## Records to use
>> begin

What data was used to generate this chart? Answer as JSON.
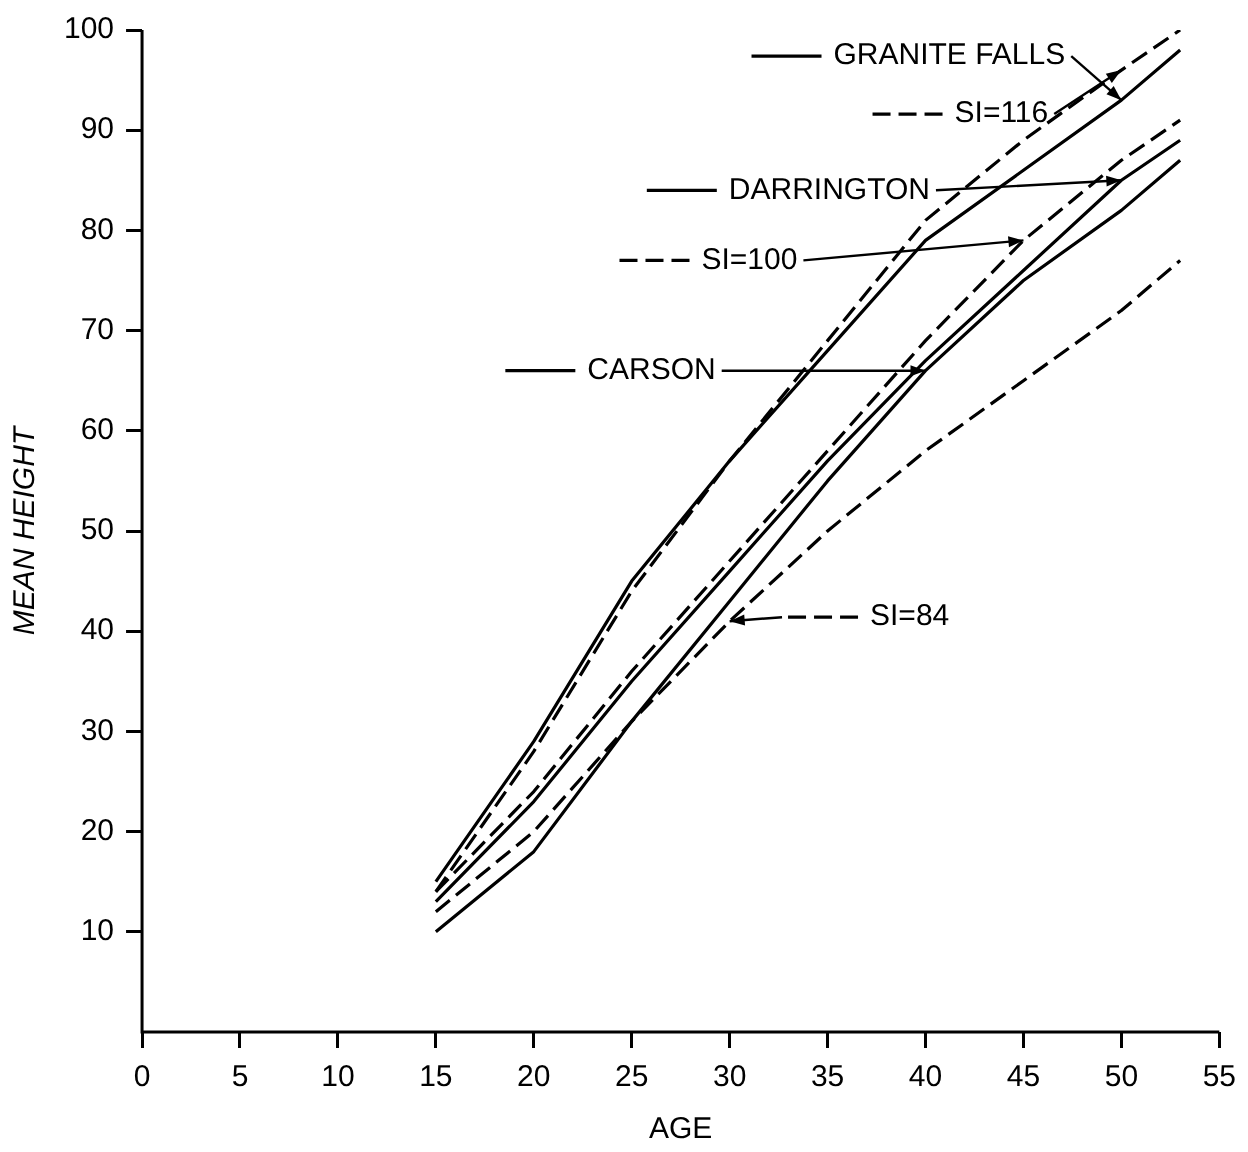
{
  "chart_data": {
    "type": "line",
    "xlabel": "AGE",
    "ylabel": "MEAN HEIGHT",
    "x": [
      15,
      20,
      25,
      30,
      35,
      40,
      45,
      50,
      53
    ],
    "series": [
      {
        "name": "GRANITE FALLS",
        "color": "#000000",
        "line_style": "solid",
        "values": [
          15,
          29,
          45,
          57,
          68,
          79,
          86,
          93,
          98
        ]
      },
      {
        "name": "SI=116",
        "color": "#000000",
        "line_style": "dashed",
        "values": [
          14,
          28,
          44,
          57,
          69,
          81,
          89,
          96,
          100
        ]
      },
      {
        "name": "DARRINGTON",
        "color": "#000000",
        "line_style": "solid",
        "values": [
          13,
          23,
          35,
          46,
          57,
          67,
          76,
          85,
          89
        ]
      },
      {
        "name": "SI=100",
        "color": "#000000",
        "line_style": "dashed",
        "values": [
          14,
          24,
          36,
          47,
          58,
          69,
          79,
          87,
          91
        ]
      },
      {
        "name": "CARSON",
        "color": "#000000",
        "line_style": "solid",
        "values": [
          10,
          18,
          31,
          43,
          55,
          66,
          75,
          82,
          87
        ]
      },
      {
        "name": "SI=84",
        "color": "#000000",
        "line_style": "dashed",
        "values": [
          12,
          20,
          31,
          41,
          50,
          58,
          65,
          72,
          77
        ]
      }
    ],
    "xlim": [
      0,
      55
    ],
    "xticks": [
      0,
      5,
      10,
      15,
      20,
      25,
      30,
      35,
      40,
      45,
      50,
      55
    ],
    "ylim": [
      0,
      100
    ],
    "yticks": [
      10,
      20,
      30,
      40,
      50,
      60,
      70,
      80,
      90,
      100
    ],
    "grid": false,
    "legend": "top right",
    "marker": "none"
  }
}
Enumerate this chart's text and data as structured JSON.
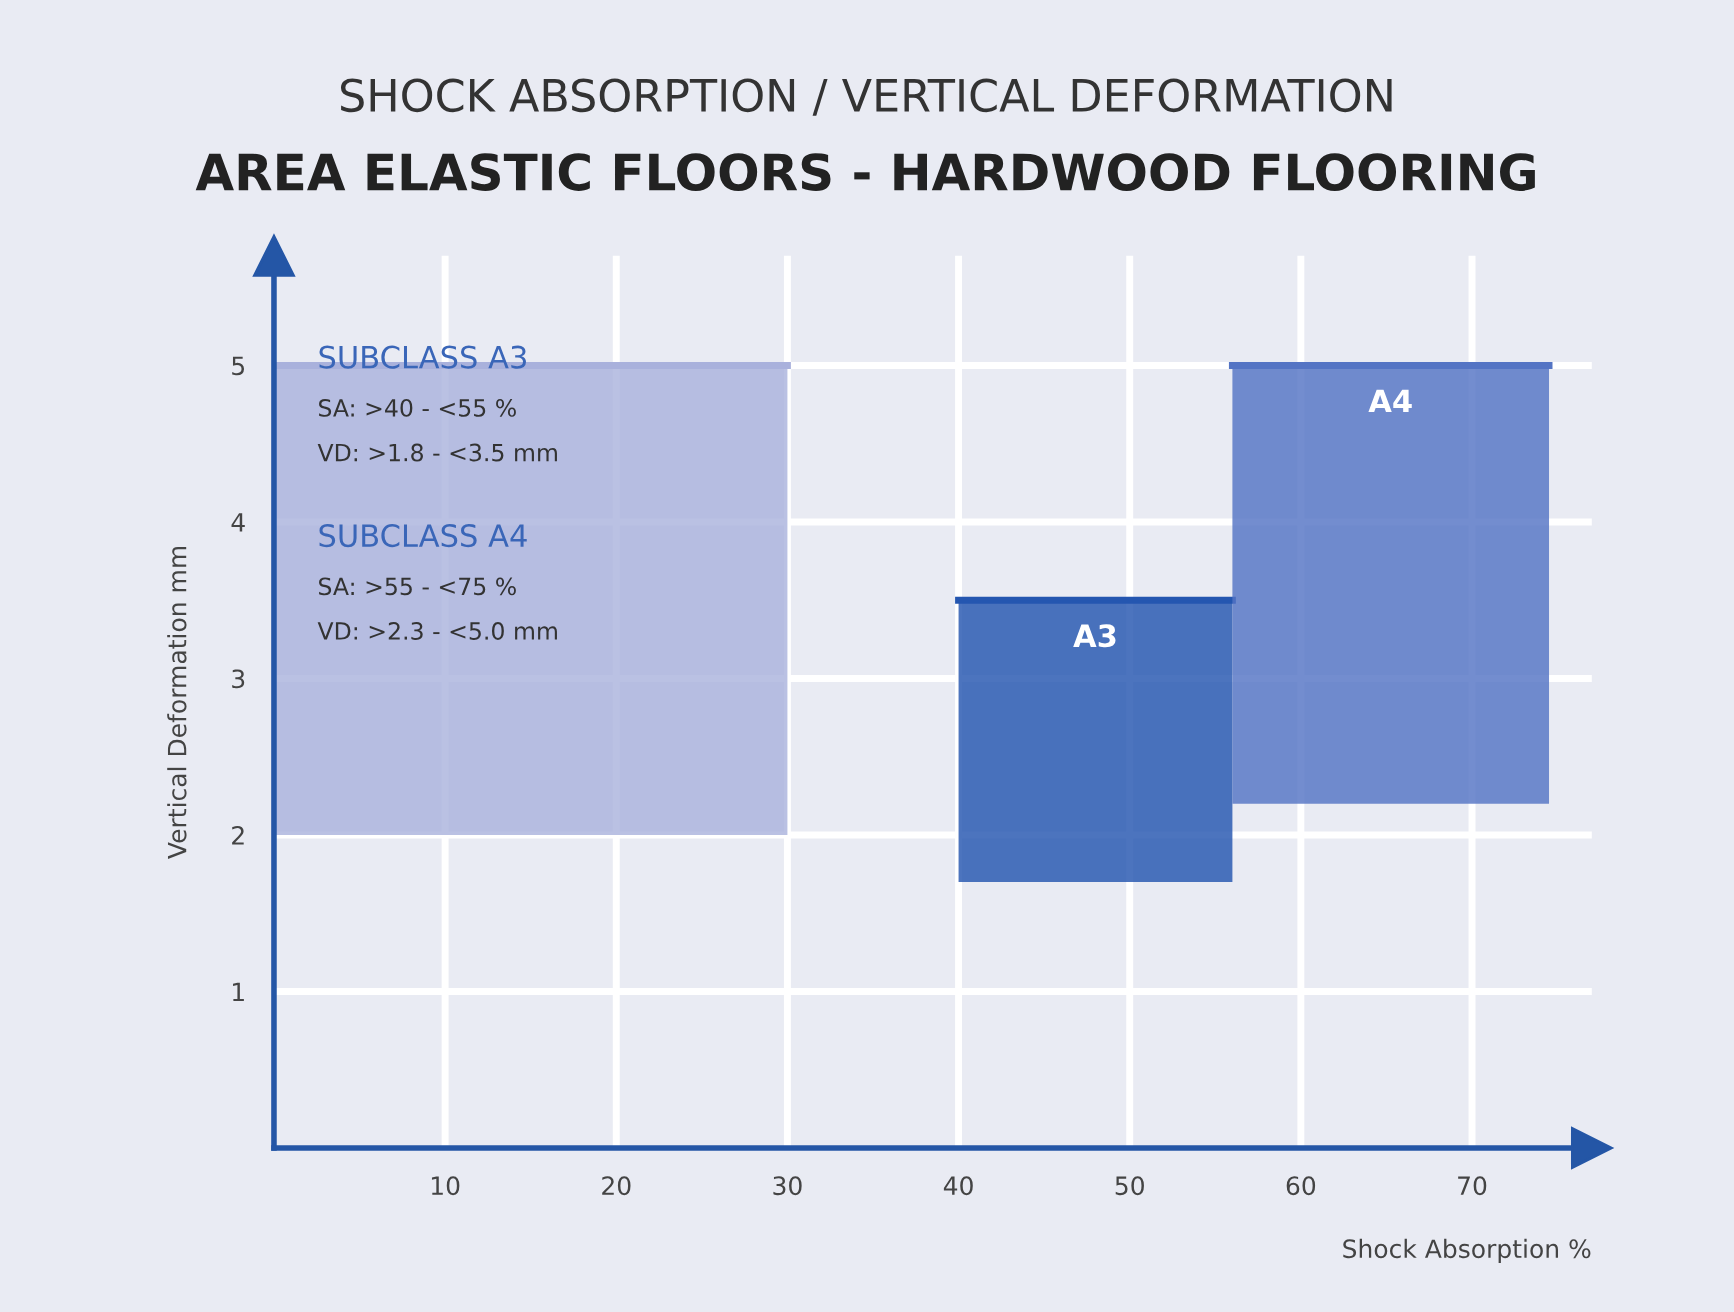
{
  "chart_data": {
    "type": "line",
    "title": "SHOCK ABSORPTION / VERTICAL DEFORMATION",
    "subtitle": "AREA ELASTIC FLOORS - HARDWOOD FLOORING",
    "xlabel": "Shock Absorption %",
    "ylabel": "Vertical Deformation mm",
    "series": [
      {
        "color": "#a9b1dc",
        "x": [
          0,
          30
        ],
        "values": [
          5,
          5
        ],
        "lower": [
          2,
          2
        ],
        "upper": [
          5,
          5
        ]
      },
      {
        "name": "A3",
        "color": "#2456b0",
        "x": [
          40,
          56
        ],
        "values": [
          3.5,
          3.5
        ],
        "lower": [
          1.7,
          1.7
        ],
        "upper": [
          3.5,
          3.5
        ]
      },
      {
        "name": "A4",
        "color": "#5474c4",
        "x": [
          56,
          74.5
        ],
        "values": [
          5,
          5
        ],
        "lower": [
          2.2,
          2.2
        ],
        "upper": [
          5,
          5
        ]
      }
    ],
    "xlim": [
      0,
      77
    ],
    "ylim": [
      0,
      5.7
    ],
    "xticks": [
      10,
      20,
      30,
      40,
      50,
      60,
      70
    ],
    "yticks": [
      1,
      2,
      3,
      4,
      5
    ],
    "grid": true,
    "legend": false,
    "annotations": [
      "SUBCLASS A3",
      "SA: >40 - <55 %",
      "VD: >1.8 - <3.5 mm",
      "SUBCLASS A4",
      "SA: >55 - <75 %",
      "VD: >2.3 - <5.0 mm"
    ]
  }
}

>> end

## Exercise details
Exclude all pictures and reproduce verbatim the lines running from the line that contains "Enumerate this chart's" to the end of the data above, both ends included.

## Exercise solution
Enumerate this chart's text and data as structured JSON.
{
  "chart_data": {
    "type": "line",
    "title": "SHOCK ABSORPTION / VERTICAL DEFORMATION",
    "subtitle": "AREA ELASTIC FLOORS - HARDWOOD FLOORING",
    "xlabel": "Shock Absorption %",
    "ylabel": "Vertical Deformation mm",
    "series": [
      {
        "color": "#a9b1dc",
        "x": [
          0,
          30
        ],
        "values": [
          5,
          5
        ],
        "lower": [
          2,
          2
        ],
        "upper": [
          5,
          5
        ]
      },
      {
        "name": "A3",
        "color": "#2456b0",
        "x": [
          40,
          56
        ],
        "values": [
          3.5,
          3.5
        ],
        "lower": [
          1.7,
          1.7
        ],
        "upper": [
          3.5,
          3.5
        ]
      },
      {
        "name": "A4",
        "color": "#5474c4",
        "x": [
          56,
          74.5
        ],
        "values": [
          5,
          5
        ],
        "lower": [
          2.2,
          2.2
        ],
        "upper": [
          5,
          5
        ]
      }
    ],
    "xlim": [
      0,
      77
    ],
    "ylim": [
      0,
      5.7
    ],
    "xticks": [
      10,
      20,
      30,
      40,
      50,
      60,
      70
    ],
    "yticks": [
      1,
      2,
      3,
      4,
      5
    ],
    "grid": true,
    "legend": false,
    "annotations": [
      "SUBCLASS A3",
      "SA: >40 - <55 %",
      "VD: >1.8 - <3.5 mm",
      "SUBCLASS A4",
      "SA: >55 - <75 %",
      "VD: >2.3 - <5.0 mm"
    ]
  }
}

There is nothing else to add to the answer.